>>>>>

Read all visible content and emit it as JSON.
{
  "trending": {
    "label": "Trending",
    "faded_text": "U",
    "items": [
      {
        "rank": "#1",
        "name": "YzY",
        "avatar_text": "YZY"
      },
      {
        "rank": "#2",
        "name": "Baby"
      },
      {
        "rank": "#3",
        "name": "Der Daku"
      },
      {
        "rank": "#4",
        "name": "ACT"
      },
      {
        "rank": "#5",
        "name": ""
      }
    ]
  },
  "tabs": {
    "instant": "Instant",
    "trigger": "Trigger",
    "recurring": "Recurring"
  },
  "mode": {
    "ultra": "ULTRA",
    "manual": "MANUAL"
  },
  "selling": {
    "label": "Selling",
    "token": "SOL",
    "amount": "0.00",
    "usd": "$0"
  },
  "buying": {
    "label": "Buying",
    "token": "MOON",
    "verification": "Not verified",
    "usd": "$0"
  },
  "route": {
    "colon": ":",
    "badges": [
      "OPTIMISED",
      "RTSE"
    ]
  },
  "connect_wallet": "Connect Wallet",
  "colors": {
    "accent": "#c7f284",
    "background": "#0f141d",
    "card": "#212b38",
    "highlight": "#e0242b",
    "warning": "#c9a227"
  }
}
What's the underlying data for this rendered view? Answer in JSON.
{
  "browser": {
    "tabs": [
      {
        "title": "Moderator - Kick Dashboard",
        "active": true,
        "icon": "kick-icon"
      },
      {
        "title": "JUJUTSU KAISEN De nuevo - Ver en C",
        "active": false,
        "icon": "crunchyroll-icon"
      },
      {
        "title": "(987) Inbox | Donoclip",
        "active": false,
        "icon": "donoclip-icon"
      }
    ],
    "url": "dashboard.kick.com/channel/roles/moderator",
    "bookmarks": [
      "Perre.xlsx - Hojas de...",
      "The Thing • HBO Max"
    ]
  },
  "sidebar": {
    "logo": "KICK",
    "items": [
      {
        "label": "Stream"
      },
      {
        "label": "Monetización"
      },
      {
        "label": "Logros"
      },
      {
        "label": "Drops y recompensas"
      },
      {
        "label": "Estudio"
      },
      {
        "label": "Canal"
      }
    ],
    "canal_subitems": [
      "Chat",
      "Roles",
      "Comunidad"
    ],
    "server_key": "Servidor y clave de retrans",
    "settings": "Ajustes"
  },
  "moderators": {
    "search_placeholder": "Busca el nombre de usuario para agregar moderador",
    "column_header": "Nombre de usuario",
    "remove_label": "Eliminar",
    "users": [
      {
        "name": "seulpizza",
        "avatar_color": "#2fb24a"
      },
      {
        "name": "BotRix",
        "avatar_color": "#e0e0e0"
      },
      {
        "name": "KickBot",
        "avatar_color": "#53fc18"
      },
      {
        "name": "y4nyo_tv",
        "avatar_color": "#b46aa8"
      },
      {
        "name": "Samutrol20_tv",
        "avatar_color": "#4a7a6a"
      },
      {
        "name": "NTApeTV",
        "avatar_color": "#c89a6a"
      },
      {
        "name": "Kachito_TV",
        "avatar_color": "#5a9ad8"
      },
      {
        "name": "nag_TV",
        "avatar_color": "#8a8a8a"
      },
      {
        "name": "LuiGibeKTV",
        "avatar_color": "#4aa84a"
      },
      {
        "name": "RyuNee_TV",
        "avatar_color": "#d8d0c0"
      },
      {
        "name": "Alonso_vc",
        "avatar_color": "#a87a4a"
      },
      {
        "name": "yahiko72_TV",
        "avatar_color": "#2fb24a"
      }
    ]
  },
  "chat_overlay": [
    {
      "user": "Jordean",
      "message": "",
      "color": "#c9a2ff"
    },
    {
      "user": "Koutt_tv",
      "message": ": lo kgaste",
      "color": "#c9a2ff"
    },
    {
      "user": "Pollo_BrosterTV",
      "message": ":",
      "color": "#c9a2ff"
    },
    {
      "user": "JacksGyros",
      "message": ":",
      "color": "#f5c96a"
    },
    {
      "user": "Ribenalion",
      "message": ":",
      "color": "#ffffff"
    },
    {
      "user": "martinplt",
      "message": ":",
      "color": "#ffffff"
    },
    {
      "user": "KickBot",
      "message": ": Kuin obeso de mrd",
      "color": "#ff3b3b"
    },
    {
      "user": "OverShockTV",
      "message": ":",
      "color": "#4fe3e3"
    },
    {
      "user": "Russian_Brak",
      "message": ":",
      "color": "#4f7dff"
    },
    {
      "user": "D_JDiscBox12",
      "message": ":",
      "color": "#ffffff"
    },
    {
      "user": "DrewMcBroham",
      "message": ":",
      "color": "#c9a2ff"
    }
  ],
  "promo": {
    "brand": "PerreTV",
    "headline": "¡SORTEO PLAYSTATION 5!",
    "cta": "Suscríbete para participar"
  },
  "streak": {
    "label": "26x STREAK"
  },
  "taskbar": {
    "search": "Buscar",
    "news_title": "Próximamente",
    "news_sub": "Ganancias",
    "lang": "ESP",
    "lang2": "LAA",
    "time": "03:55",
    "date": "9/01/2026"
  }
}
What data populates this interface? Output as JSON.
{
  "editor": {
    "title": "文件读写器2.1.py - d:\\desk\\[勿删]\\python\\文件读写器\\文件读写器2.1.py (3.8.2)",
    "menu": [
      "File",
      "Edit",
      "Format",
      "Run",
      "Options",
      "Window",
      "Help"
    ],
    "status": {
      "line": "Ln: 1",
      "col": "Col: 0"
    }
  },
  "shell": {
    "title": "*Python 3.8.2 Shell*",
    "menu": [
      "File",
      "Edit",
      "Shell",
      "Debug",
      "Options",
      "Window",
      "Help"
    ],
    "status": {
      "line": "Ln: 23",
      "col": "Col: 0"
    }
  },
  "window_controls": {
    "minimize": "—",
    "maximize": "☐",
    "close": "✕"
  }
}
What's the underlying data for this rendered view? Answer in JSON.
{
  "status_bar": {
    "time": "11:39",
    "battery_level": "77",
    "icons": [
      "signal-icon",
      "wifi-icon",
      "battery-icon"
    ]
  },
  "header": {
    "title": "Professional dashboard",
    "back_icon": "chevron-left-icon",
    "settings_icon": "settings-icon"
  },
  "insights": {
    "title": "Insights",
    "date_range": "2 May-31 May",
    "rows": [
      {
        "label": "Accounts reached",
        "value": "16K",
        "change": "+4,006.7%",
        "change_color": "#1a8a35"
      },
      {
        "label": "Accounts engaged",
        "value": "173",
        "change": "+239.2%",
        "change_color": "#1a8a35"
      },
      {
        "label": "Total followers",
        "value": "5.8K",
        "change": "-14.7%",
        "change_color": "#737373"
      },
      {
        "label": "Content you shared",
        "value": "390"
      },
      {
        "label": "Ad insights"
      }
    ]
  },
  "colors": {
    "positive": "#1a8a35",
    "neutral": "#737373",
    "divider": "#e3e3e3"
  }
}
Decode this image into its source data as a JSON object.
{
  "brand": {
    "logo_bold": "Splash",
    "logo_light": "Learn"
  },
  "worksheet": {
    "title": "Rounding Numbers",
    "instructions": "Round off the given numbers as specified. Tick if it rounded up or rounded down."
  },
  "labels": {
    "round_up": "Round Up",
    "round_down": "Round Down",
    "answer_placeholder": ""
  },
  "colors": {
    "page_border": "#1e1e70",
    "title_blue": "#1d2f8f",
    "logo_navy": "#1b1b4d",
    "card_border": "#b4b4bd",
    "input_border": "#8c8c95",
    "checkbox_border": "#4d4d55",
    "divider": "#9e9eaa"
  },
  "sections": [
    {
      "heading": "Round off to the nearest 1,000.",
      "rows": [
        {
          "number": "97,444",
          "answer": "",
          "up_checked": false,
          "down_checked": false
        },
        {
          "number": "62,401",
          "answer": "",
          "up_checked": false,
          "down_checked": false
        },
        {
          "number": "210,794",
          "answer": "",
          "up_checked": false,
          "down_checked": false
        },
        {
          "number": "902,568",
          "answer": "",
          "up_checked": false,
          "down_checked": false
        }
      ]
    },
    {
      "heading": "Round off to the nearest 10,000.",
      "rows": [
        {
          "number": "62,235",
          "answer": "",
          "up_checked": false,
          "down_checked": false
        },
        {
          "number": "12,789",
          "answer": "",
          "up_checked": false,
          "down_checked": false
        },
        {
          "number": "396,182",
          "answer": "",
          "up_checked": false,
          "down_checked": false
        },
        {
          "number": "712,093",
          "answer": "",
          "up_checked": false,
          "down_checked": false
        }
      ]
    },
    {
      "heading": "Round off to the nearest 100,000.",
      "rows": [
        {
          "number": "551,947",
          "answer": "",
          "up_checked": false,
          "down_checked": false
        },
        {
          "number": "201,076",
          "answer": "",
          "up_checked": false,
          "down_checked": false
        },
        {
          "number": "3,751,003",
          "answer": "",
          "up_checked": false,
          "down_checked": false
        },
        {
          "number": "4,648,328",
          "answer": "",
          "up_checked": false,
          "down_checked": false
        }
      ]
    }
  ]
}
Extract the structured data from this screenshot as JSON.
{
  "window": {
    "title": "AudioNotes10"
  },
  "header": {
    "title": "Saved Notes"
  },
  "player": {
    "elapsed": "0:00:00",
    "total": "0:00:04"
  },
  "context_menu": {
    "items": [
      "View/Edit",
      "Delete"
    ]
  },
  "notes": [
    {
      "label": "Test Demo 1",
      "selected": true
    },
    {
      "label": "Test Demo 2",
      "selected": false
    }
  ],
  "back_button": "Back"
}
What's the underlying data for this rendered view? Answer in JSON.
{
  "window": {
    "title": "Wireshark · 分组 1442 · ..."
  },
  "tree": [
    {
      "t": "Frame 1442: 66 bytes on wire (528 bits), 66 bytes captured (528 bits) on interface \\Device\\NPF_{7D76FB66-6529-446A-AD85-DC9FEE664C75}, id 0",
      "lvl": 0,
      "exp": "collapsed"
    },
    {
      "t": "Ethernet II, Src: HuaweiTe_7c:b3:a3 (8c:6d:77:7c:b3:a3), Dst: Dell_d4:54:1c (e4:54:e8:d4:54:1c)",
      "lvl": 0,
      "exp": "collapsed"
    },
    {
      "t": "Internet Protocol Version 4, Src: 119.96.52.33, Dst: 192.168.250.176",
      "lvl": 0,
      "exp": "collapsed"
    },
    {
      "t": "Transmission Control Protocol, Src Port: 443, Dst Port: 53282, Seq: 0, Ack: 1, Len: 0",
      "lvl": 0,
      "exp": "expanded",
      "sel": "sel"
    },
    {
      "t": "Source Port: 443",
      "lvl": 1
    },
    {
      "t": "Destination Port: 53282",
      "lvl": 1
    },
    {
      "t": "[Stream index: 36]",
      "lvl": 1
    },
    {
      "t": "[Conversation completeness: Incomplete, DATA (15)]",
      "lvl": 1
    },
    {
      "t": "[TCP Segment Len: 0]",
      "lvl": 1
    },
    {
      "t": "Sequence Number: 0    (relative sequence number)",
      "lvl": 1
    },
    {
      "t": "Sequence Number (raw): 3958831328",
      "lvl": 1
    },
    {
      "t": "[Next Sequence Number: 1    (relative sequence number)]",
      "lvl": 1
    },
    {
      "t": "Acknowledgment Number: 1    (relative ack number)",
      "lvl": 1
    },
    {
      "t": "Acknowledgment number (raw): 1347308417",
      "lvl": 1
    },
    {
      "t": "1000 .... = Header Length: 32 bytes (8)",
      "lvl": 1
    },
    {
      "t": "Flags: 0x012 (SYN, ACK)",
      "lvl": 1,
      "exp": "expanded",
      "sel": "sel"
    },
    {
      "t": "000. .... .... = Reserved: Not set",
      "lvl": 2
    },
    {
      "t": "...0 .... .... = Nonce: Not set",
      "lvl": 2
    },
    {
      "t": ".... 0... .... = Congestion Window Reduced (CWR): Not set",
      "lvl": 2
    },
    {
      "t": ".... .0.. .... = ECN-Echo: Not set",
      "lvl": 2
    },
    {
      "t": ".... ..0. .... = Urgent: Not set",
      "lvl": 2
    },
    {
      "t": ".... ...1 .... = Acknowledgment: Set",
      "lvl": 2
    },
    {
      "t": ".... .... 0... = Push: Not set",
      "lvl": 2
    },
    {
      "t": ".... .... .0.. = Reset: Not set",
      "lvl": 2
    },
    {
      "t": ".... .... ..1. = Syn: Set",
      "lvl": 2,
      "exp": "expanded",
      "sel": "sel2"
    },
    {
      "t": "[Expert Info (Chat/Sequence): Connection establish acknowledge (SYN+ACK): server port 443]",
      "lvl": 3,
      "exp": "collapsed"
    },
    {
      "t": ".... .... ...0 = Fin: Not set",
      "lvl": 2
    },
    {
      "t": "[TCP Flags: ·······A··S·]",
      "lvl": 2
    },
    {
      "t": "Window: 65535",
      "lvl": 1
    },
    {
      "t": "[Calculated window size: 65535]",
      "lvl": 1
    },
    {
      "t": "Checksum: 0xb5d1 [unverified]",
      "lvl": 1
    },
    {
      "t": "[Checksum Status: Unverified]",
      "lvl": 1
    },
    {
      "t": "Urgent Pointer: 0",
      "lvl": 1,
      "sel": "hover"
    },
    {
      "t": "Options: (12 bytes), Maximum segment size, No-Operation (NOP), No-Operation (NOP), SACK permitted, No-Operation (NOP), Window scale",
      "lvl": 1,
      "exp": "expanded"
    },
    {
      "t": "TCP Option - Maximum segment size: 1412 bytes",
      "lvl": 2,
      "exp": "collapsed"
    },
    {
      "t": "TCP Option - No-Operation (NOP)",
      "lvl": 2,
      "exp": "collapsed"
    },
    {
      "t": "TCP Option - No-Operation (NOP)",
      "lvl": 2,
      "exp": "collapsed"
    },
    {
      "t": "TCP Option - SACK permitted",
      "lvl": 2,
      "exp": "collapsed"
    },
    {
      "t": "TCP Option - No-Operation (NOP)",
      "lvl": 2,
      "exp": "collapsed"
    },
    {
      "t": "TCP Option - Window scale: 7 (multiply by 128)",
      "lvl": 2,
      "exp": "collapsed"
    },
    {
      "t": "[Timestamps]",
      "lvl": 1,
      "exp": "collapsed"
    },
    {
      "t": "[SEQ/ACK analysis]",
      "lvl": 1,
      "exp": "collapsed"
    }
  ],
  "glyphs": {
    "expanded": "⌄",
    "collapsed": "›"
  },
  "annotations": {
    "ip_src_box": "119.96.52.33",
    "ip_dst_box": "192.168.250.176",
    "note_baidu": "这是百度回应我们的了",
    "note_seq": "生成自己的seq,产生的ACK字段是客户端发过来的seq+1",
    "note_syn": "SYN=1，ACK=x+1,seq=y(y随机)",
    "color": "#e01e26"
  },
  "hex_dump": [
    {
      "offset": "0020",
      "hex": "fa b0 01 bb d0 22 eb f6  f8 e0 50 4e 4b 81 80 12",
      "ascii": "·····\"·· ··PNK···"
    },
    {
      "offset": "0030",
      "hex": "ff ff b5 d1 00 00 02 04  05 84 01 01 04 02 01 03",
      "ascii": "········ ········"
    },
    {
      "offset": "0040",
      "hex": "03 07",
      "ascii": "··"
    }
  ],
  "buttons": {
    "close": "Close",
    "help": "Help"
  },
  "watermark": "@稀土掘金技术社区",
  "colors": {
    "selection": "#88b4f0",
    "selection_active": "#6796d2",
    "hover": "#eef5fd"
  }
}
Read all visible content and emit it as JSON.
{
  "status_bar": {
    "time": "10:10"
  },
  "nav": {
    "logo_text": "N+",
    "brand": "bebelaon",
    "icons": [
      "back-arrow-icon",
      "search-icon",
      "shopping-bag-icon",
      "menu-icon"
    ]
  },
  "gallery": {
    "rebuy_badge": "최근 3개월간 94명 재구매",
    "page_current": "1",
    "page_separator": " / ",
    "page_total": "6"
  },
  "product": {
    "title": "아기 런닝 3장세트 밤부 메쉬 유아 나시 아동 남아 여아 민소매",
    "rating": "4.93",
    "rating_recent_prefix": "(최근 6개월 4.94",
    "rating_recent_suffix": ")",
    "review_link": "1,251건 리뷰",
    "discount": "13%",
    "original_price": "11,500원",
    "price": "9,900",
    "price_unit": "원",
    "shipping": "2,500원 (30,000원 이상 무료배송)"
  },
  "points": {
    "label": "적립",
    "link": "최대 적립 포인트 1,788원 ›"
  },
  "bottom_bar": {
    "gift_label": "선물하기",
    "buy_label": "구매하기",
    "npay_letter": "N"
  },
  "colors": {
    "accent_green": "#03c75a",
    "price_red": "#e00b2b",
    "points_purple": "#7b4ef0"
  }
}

<<<<<

**REQUIREMENT:** Gather and copy every line of the data in which the string "SACK" is found.

**CORRECT OUTPUT:**
      "t": "Options: (12 bytes), Maximum segment size, No-Operation (NOP), No-Operation (NOP), SACK permitted, No-Operation (NOP), Window scale",
      "t": "TCP Option - SACK permitted",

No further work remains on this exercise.